● Exercise brief
The listing below must be repeated word for word, with its images excluded.

● Excerpted records
- - -

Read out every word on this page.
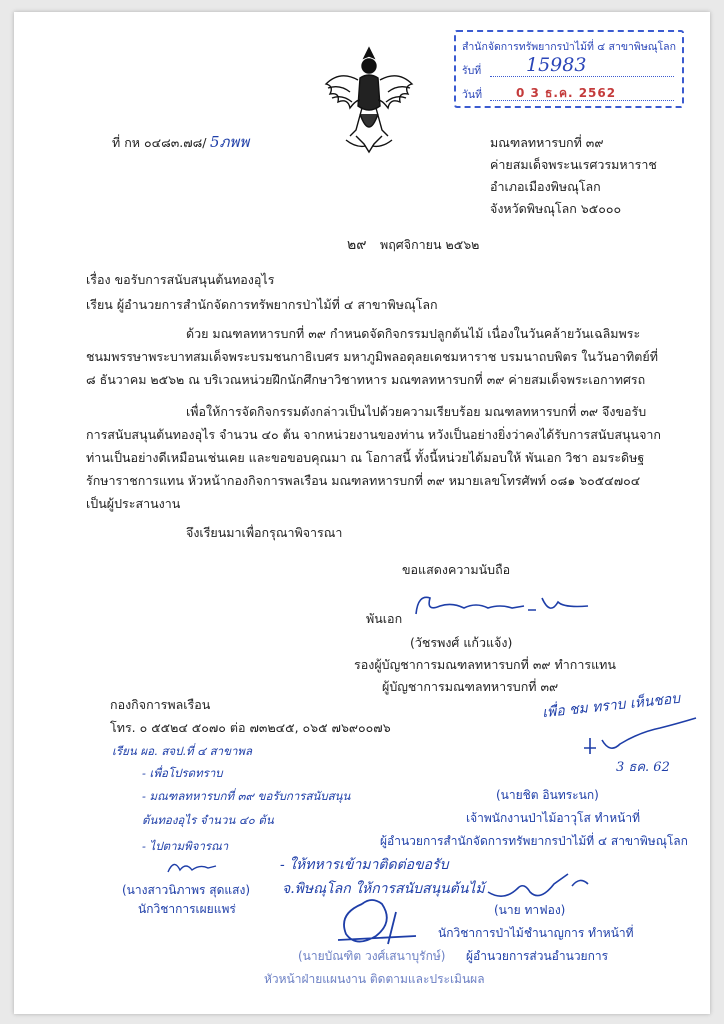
สำนักจัดการทรัพยากรป่าไม้ที่ ๔ สาขาพิษณุโลก
รับที่ 15983
วันที่	0 3 ธ.ค. 2562
ที่ กห ๐๔๘๓.๗๘/ 5ภพพ	มณฑลทหารบกที่ ๓๙
ค่ายสมเด็จพระนเรศวรมหาราช
อำเภอเมืองพิษณุโลก
จังหวัดพิษณุโลก ๖๕๐๐๐
๒๙ พฤศจิกายน ๒๕๖๒
เรื่อง ขอรับการสนับสนุนต้นทองอุไร
เรียน ผู้อำนวยการสำนักจัดการทรัพยากรป่าไม้ที่ ๔ สาขาพิษณุโลก
ด้วย มณฑลทหารบกที่ ๓๙ กำหนดจัดกิจกรรมปลูกต้นไม้ เนื่องในวันคล้ายวันเฉลิมพระ
ชนมพรรษาพระบาทสมเด็จพระบรมชนกาธิเบศร มหาภูมิพลอดุลยเดชมหาราช บรมนาถบพิตร ในวันอาทิตย์ที่
๘ ธันวาคม ๒๕๖๒ ณ บริเวณหน่วยฝึกนักศึกษาวิชาทหาร มณฑลทหารบกที่ ๓๙ ค่ายสมเด็จพระเอกาทศรถ
เพื่อให้การจัดกิจกรรมดังกล่าวเป็นไปด้วยความเรียบร้อย มณฑลทหารบกที่ ๓๙ จึงขอรับ
การสนับสนุนต้นทองอุไร จำนวน ๔๐ ต้น จากหน่วยงานของท่าน หวังเป็นอย่างยิ่งว่าคงได้รับการสนับสนุนจาก
ท่านเป็นอย่างดีเหมือนเช่นเคย และขอขอบคุณมา ณ โอกาสนี้ ทั้งนี้หน่วยได้มอบให้ พันเอก วิชา อมระดิษฐ
รักษาราชการแทน หัวหน้ากองกิจการพลเรือน มณฑลทหารบกที่ ๓๙ หมายเลขโทรศัพท์ ๐๘๑ ๖๐๕๔๗๐๔
เป็นผู้ประสานงาน
จึงเรียนมาเพื่อกรุณาพิจารณา
ขอแสดงความนับถือ
พันเอก
(วัชรพงศ์ แก้วแจ้ง)
รองผู้บัญชาการมณฑลทหารบกที่ ๓๙ ทำการแทน
ผู้บัญชาการมณฑลทหารบกที่ ๓๙
กองกิจการพลเรือน
โทร. ๐ ๕๕๒๔ ๕๐๗๐ ต่อ ๗๓๒๔๕, ๐๖๕ ๗๖๙๐๐๗๖
เรียน ผอ. สจป.ที่ ๔ สาขาพล
- เพื่อโปรดทราบ
- มณฑลทหารบกที่ ๓๙ ขอรับการสนับสนุน
ต้นทองอุไร จำนวน ๔๐ ต้น
- ไปตามพิจารณา
(นางสาวนิภาพร สุดแสง)
นักวิชาการเผยแพร่
เพื่อ ชม ทราบ เห็นชอบ
3 ธค. 62
(นายชิต อินทระนก)
เจ้าพนักงานป่าไม้อาวุโส ทำหน้าที่
ผู้อำนวยการสำนักจัดการทรัพยากรป่าไม้ที่ ๔ สาขาพิษณุโลก
- ให้ทหารเข้ามาติดต่อขอรับ
จ.พิษณุโลก ให้การสนับสนุนต้นไม้
(นาย ทาฟอง)
นักวิชาการป่าไม้ชำนาญการ ทำหน้าที่
ผู้อำนวยการส่วนอำนวยการ
(นายบัณฑิต วงศ์เสนาบุรักษ์)
หัวหน้าฝ่ายแผนงาน ติดตามและประเมินผล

- - -

● Exercise solution
Read out every word on this page.
สำนักจัดการทรัพยากรป่าไม้ที่ ๔ สาขาพิษณุโลก
รับที่ 15983
วันที่	0 3 ธ.ค. 2562
ที่ กห ๐๔๘๓.๗๘/ 5ภพพ	มณฑลทหารบกที่ ๓๙
ค่ายสมเด็จพระนเรศวรมหาราช
อำเภอเมืองพิษณุโลก
จังหวัดพิษณุโลก ๖๕๐๐๐
๒๙ พฤศจิกายน ๒๕๖๒
เรื่อง ขอรับการสนับสนุนต้นทองอุไร
เรียน ผู้อำนวยการสำนักจัดการทรัพยากรป่าไม้ที่ ๔ สาขาพิษณุโลก
ด้วย มณฑลทหารบกที่ ๓๙ กำหนดจัดกิจกรรมปลูกต้นไม้ เนื่องในวันคล้ายวันเฉลิมพระ
ชนมพรรษาพระบาทสมเด็จพระบรมชนกาธิเบศร มหาภูมิพลอดุลยเดชมหาราช บรมนาถบพิตร ในวันอาทิตย์ที่
๘ ธันวาคม ๒๕๖๒ ณ บริเวณหน่วยฝึกนักศึกษาวิชาทหาร มณฑลทหารบกที่ ๓๙ ค่ายสมเด็จพระเอกาทศรถ
เพื่อให้การจัดกิจกรรมดังกล่าวเป็นไปด้วยความเรียบร้อย มณฑลทหารบกที่ ๓๙ จึงขอรับ
การสนับสนุนต้นทองอุไร จำนวน ๔๐ ต้น จากหน่วยงานของท่าน หวังเป็นอย่างยิ่งว่าคงได้รับการสนับสนุนจาก
ท่านเป็นอย่างดีเหมือนเช่นเคย และขอขอบคุณมา ณ โอกาสนี้ ทั้งนี้หน่วยได้มอบให้ พันเอก วิชา อมระดิษฐ
รักษาราชการแทน หัวหน้ากองกิจการพลเรือน มณฑลทหารบกที่ ๓๙ หมายเลขโทรศัพท์ ๐๘๑ ๖๐๕๔๗๐๔
เป็นผู้ประสานงาน
จึงเรียนมาเพื่อกรุณาพิจารณา
ขอแสดงความนับถือ
พันเอก
(วัชรพงศ์ แก้วแจ้ง)
รองผู้บัญชาการมณฑลทหารบกที่ ๓๙ ทำการแทน
ผู้บัญชาการมณฑลทหารบกที่ ๓๙
กองกิจการพลเรือน
โทร. ๐ ๕๕๒๔ ๕๐๗๐ ต่อ ๗๓๒๔๕, ๐๖๕ ๗๖๙๐๐๗๖
เรียน ผอ. สจป.ที่ ๔ สาขาพล
- เพื่อโปรดทราบ
- มณฑลทหารบกที่ ๓๙ ขอรับการสนับสนุน
ต้นทองอุไร จำนวน ๔๐ ต้น
- ไปตามพิจารณา
(นางสาวนิภาพร สุดแสง)
นักวิชาการเผยแพร่
เพื่อ ชม ทราบ เห็นชอบ
3 ธค. 62
(นายชิต อินทระนก)
เจ้าพนักงานป่าไม้อาวุโส ทำหน้าที่
ผู้อำนวยการสำนักจัดการทรัพยากรป่าไม้ที่ ๔ สาขาพิษณุโลก
- ให้ทหารเข้ามาติดต่อขอรับ
จ.พิษณุโลก ให้การสนับสนุนต้นไม้
(นาย ทาฟอง)
นักวิชาการป่าไม้ชำนาญการ ทำหน้าที่
ผู้อำนวยการส่วนอำนวยการ
(นายบัณฑิต วงศ์เสนาบุรักษ์)
หัวหน้าฝ่ายแผนงาน ติดตามและประเมินผล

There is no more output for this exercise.